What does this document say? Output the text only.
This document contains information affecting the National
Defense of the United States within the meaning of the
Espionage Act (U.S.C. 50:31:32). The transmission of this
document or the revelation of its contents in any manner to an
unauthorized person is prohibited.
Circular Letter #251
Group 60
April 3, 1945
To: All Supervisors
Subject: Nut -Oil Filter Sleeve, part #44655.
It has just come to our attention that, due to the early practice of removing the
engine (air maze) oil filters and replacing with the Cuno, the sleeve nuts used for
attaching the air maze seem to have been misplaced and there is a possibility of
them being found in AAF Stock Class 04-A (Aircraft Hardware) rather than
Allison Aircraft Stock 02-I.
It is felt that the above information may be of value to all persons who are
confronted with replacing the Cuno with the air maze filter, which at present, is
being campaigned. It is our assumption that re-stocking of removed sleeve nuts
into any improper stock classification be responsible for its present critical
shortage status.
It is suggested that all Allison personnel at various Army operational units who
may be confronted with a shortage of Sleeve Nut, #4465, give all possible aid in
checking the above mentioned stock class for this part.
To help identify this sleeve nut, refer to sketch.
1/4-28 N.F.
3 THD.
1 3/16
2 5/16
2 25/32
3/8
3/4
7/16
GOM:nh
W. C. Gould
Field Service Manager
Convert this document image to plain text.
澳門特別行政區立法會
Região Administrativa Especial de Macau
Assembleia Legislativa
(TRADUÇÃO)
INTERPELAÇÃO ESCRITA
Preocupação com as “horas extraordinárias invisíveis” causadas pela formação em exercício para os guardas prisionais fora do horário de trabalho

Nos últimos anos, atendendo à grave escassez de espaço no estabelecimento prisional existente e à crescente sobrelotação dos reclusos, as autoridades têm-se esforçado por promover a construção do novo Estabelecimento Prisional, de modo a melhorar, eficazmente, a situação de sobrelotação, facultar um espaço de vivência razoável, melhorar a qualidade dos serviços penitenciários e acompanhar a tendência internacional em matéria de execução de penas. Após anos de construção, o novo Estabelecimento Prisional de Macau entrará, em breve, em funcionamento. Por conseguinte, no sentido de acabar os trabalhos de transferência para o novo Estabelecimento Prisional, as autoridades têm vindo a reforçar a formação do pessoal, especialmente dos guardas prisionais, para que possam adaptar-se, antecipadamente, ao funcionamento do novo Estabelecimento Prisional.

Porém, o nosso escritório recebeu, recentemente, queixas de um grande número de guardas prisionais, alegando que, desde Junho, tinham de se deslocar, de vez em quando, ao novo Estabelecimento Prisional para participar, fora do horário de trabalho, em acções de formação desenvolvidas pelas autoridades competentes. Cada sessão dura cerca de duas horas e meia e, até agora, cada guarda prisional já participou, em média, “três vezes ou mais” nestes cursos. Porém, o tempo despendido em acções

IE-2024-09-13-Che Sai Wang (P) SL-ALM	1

= = = =

● The exercise: Transcribe every line of the data, exactly as it stands.

● Output of the task:
What does this document say? Output the text only.
This document contains information affecting the National
Defense of the United States within the meaning of the
Espionage Act (U.S.C. 50:31:32). The transmission of this
document or the revelation of its contents in any manner to an
unauthorized person is prohibited.
Circular Letter #251
Group 60
April 3, 1945
To: All Supervisors
Subject: Nut -Oil Filter Sleeve, part #44655.
It has just come to our attention that, due to the early practice of removing the
engine (air maze) oil filters and replacing with the Cuno, the sleeve nuts used for
attaching the air maze seem to have been misplaced and there is a possibility of
them being found in AAF Stock Class 04-A (Aircraft Hardware) rather than
Allison Aircraft Stock 02-I.
It is felt that the above information may be of value to all persons who are
confronted with replacing the Cuno with the air maze filter, which at present, is
being campaigned. It is our assumption that re-stocking of removed sleeve nuts
into any improper stock classification be responsible for its present critical
shortage status.
It is suggested that all Allison personnel at various Army operational units who
may be confronted with a shortage of Sleeve Nut, #4465, give all possible aid in
checking the above mentioned stock class for this part.
To help identify this sleeve nut, refer to sketch.
1/4-28 N.F.
3 THD.
1 3/16
2 5/16
2 25/32
3/8
3/4
7/16
GOM:nh
W. C. Gould
Field Service Manager
Convert this document image to plain text.
澳門特別行政區立法會
Região Administrativa Especial de Macau
Assembleia Legislativa
(TRADUÇÃO)
INTERPELAÇÃO ESCRITA
Preocupação com as “horas extraordinárias invisíveis” causadas pela formação em exercício para os guardas prisionais fora do horário de trabalho

Nos últimos anos, atendendo à grave escassez de espaço no estabelecimento prisional existente e à crescente sobrelotação dos reclusos, as autoridades têm-se esforçado por promover a construção do novo Estabelecimento Prisional, de modo a melhorar, eficazmente, a situação de sobrelotação, facultar um espaço de vivência razoável, melhorar a qualidade dos serviços penitenciários e acompanhar a tendência internacional em matéria de execução de penas. Após anos de construção, o novo Estabelecimento Prisional de Macau entrará, em breve, em funcionamento. Por conseguinte, no sentido de acabar os trabalhos de transferência para o novo Estabelecimento Prisional, as autoridades têm vindo a reforçar a formação do pessoal, especialmente dos guardas prisionais, para que possam adaptar-se, antecipadamente, ao funcionamento do novo Estabelecimento Prisional.

Porém, o nosso escritório recebeu, recentemente, queixas de um grande número de guardas prisionais, alegando que, desde Junho, tinham de se deslocar, de vez em quando, ao novo Estabelecimento Prisional para participar, fora do horário de trabalho, em acções de formação desenvolvidas pelas autoridades competentes. Cada sessão dura cerca de duas horas e meia e, até agora, cada guarda prisional já participou, em média, “três vezes ou mais” nestes cursos. Porém, o tempo despendido em acções

IE-2024-09-13-Che Sai Wang (P) SL-ALM	1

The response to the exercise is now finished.